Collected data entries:
----------
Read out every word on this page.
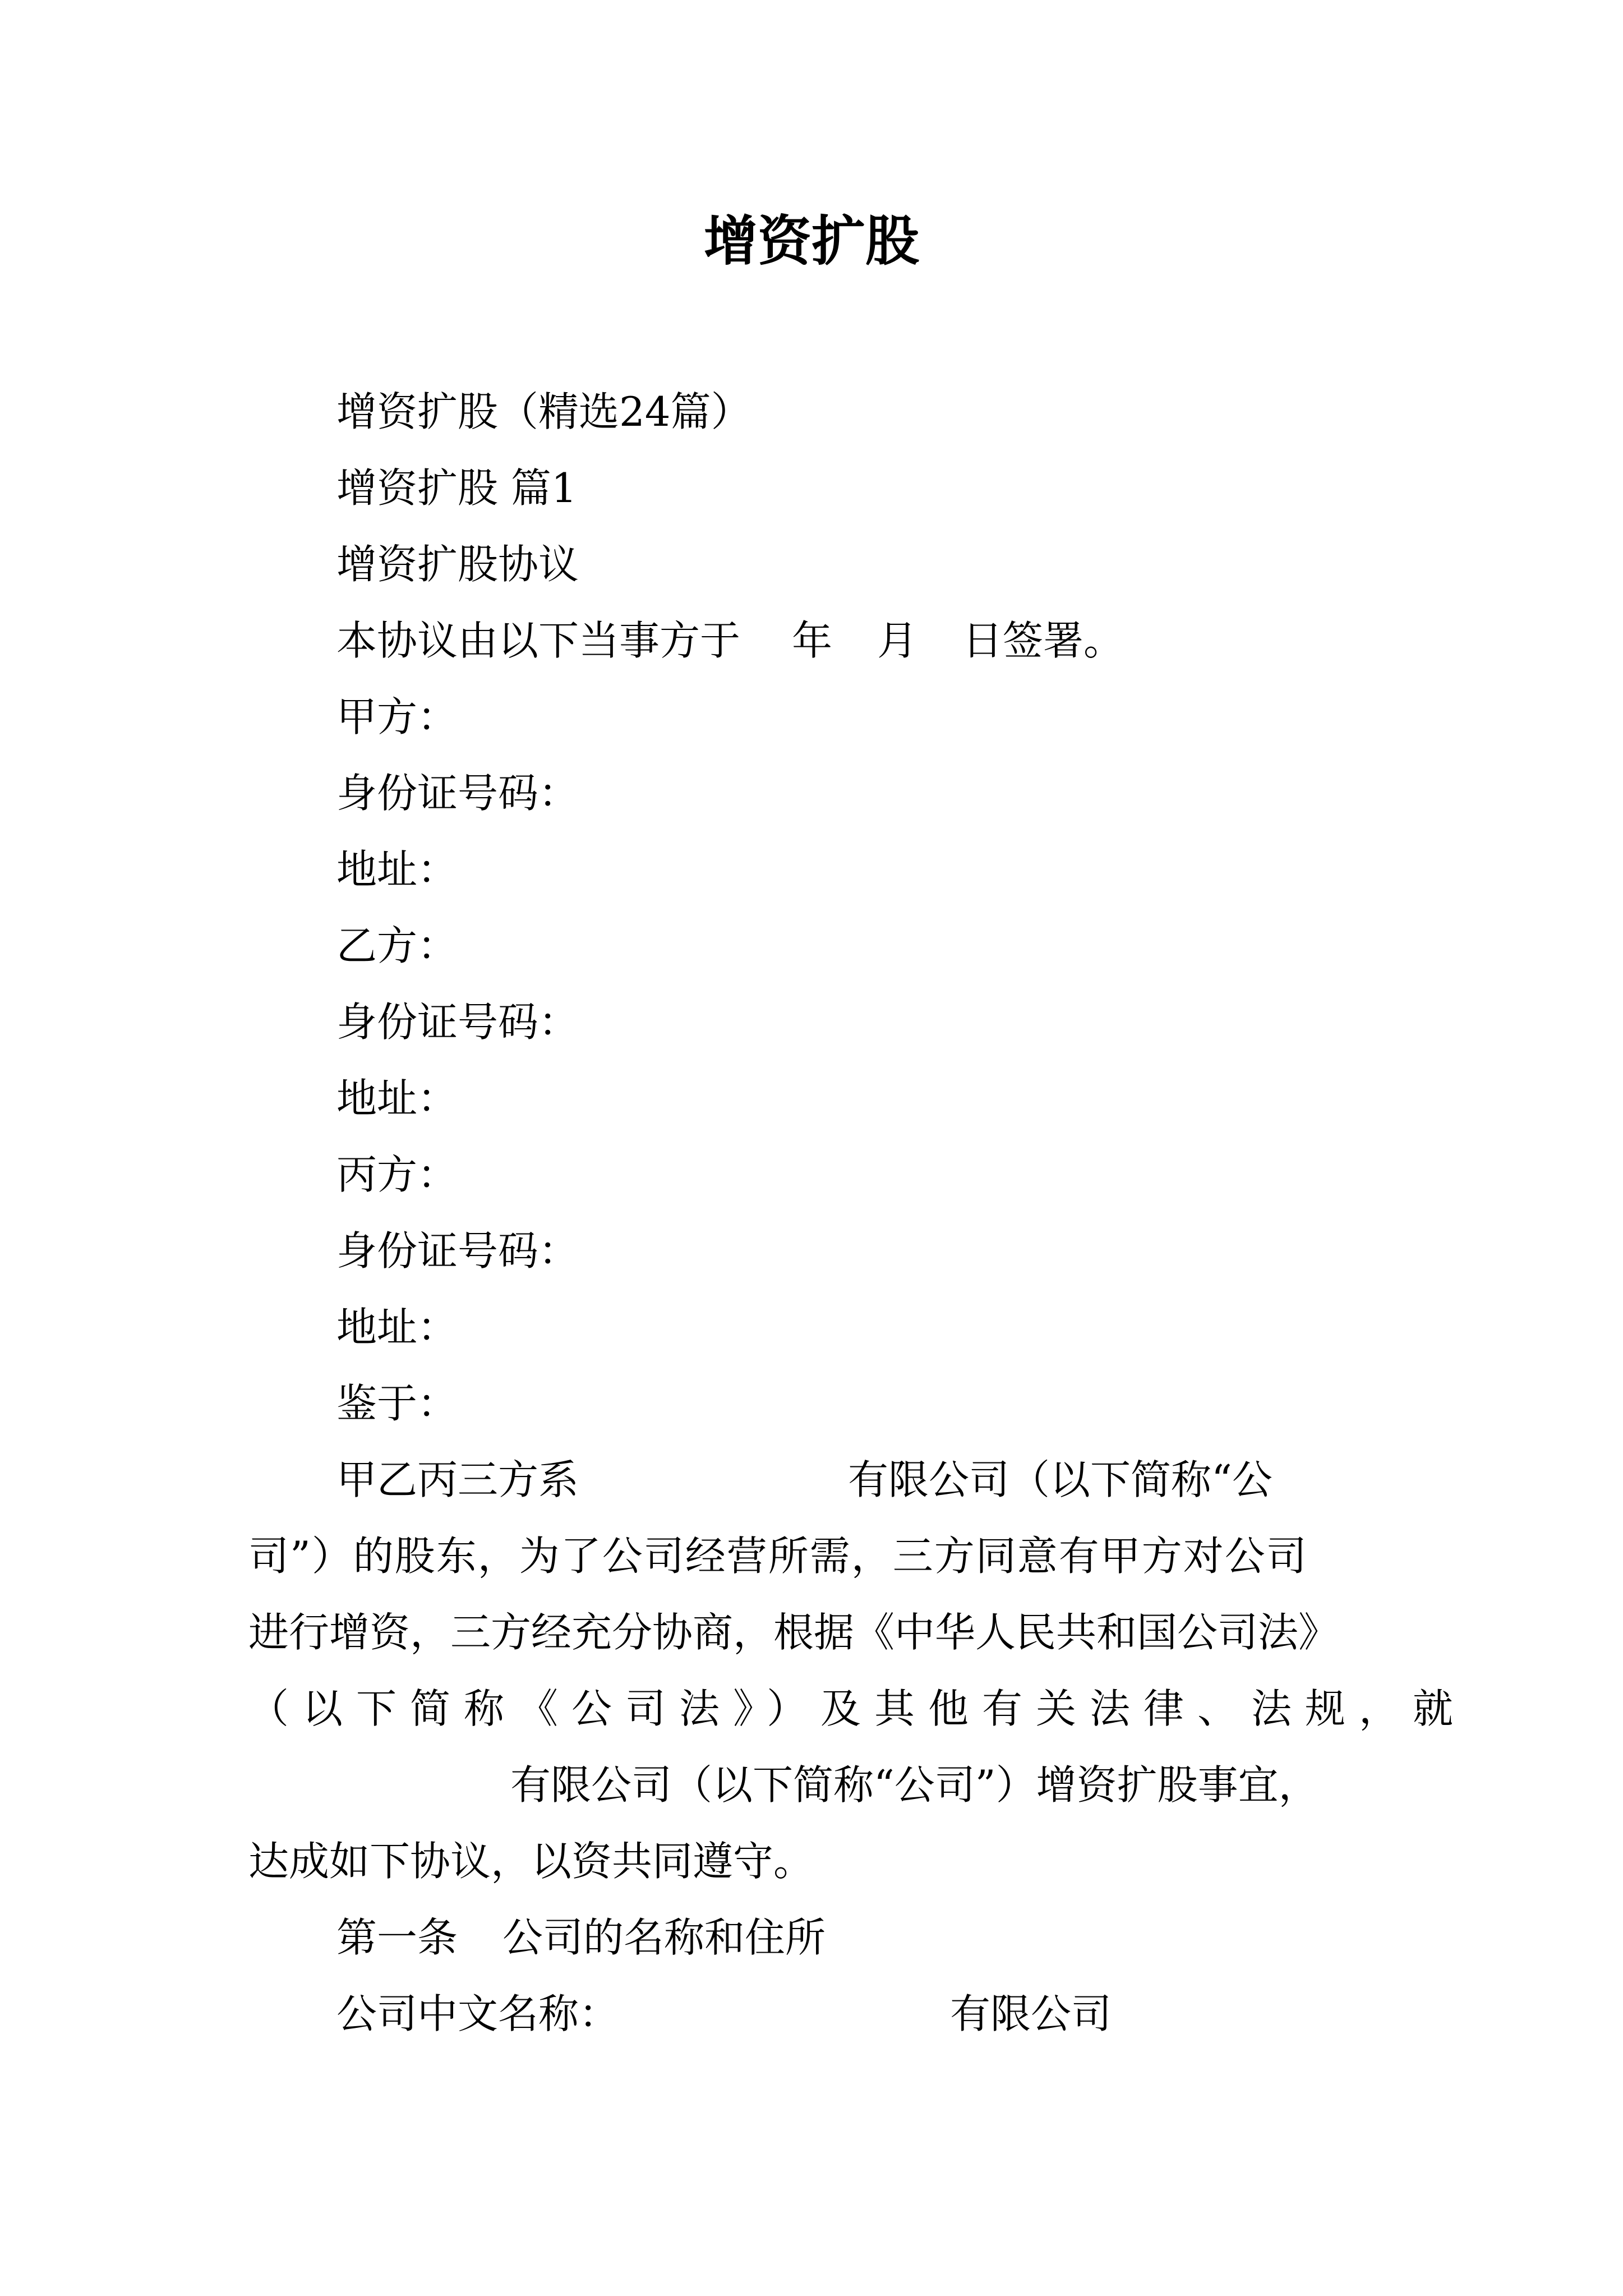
增资扩股
增资扩股（精选24篇）
增资扩股 篇1
增资扩股协议
本协议由以下当事方于 年 月 日签署。
甲方：
身份证号码：
地址：
乙方：
身份证号码：
地址：
丙方：
身份证号码：
地址：
鉴于：
甲乙丙三方系	有限公司（以下简称“公
司”）的股东，为了公司经营所需，三方同意有甲方对公司
进行增资，三方经充分协商，根据《中华人民共和国公司法》
（以下简称《公司法》）及其他有关法律、法规，就
有限公司（以下简称“公司”）增资扩股事宜，
达成如下协议，以资共同遵守。
第一条 公司的名称和住所
公司中文名称：	有限公司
----------
EXERCISE
Reproduce every line exactly and omit all pictures.

SOLVED EXERCISE
Read out every word on this page.
增资扩股
增资扩股（精选24篇）
增资扩股 篇1
增资扩股协议
本协议由以下当事方于 年 月 日签署。
甲方：
身份证号码：
地址：
乙方：
身份证号码：
地址：
丙方：
身份证号码：
地址：
鉴于：
甲乙丙三方系	有限公司（以下简称“公
司”）的股东，为了公司经营所需，三方同意有甲方对公司
进行增资，三方经充分协商，根据《中华人民共和国公司法》
（以下简称《公司法》）及其他有关法律、法规，就
有限公司（以下简称“公司”）增资扩股事宜，
达成如下协议，以资共同遵守。
第一条 公司的名称和住所
公司中文名称：	有限公司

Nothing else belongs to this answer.